=== Entries provided ===

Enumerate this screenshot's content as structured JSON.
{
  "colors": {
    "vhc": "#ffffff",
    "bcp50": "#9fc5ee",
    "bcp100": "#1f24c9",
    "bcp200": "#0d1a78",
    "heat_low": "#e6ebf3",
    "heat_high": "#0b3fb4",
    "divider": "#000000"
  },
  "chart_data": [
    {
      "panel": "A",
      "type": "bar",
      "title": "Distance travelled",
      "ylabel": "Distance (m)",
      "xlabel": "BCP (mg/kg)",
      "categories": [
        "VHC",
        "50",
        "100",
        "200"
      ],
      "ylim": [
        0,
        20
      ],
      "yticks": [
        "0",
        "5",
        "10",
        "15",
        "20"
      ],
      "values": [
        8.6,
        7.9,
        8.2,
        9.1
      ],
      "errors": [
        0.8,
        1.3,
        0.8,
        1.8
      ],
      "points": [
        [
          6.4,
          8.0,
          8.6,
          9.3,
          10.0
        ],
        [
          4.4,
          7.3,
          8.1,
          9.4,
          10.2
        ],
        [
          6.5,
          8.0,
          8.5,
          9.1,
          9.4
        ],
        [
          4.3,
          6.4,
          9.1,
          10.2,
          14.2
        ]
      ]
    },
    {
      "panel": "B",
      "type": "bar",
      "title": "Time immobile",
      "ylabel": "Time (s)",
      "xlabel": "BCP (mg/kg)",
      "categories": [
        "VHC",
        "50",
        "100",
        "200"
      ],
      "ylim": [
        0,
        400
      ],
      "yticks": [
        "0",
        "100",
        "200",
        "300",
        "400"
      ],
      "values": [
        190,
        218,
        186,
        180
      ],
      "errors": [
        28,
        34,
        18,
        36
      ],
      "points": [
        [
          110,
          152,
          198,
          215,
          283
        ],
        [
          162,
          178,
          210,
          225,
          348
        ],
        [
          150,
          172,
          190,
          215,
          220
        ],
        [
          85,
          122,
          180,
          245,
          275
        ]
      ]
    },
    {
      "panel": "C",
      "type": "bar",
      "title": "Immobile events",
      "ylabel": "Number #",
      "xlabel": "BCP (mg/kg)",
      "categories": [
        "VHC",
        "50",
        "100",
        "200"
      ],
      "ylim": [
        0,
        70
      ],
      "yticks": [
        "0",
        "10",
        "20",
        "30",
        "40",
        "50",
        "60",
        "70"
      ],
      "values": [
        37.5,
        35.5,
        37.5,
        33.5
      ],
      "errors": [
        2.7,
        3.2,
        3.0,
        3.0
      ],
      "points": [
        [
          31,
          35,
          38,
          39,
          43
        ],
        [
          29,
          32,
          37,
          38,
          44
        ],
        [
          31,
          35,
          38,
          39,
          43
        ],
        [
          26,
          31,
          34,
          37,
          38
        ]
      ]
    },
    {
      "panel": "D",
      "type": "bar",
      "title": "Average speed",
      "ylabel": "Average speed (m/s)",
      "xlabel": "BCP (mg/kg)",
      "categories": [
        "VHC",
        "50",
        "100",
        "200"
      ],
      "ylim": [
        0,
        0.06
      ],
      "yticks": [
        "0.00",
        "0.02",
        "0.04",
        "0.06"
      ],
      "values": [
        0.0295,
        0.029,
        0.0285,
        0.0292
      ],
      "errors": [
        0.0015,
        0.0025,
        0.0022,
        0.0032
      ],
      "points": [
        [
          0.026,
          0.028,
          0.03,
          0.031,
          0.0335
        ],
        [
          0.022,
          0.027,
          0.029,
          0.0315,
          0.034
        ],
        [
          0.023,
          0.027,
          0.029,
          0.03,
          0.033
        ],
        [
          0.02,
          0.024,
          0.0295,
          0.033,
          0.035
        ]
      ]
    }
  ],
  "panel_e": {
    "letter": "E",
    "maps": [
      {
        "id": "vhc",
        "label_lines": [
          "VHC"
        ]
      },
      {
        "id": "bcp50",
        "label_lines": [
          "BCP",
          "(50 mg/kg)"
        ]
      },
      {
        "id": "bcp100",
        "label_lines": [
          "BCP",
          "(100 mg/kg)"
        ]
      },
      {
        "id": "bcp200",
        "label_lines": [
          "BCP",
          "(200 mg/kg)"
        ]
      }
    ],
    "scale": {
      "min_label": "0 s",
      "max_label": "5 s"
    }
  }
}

===

**Aim of the exercise:** In the records above, tally the lines where the word "speed" appears, and give the number and nothing else.

**Result of this exercise:** 2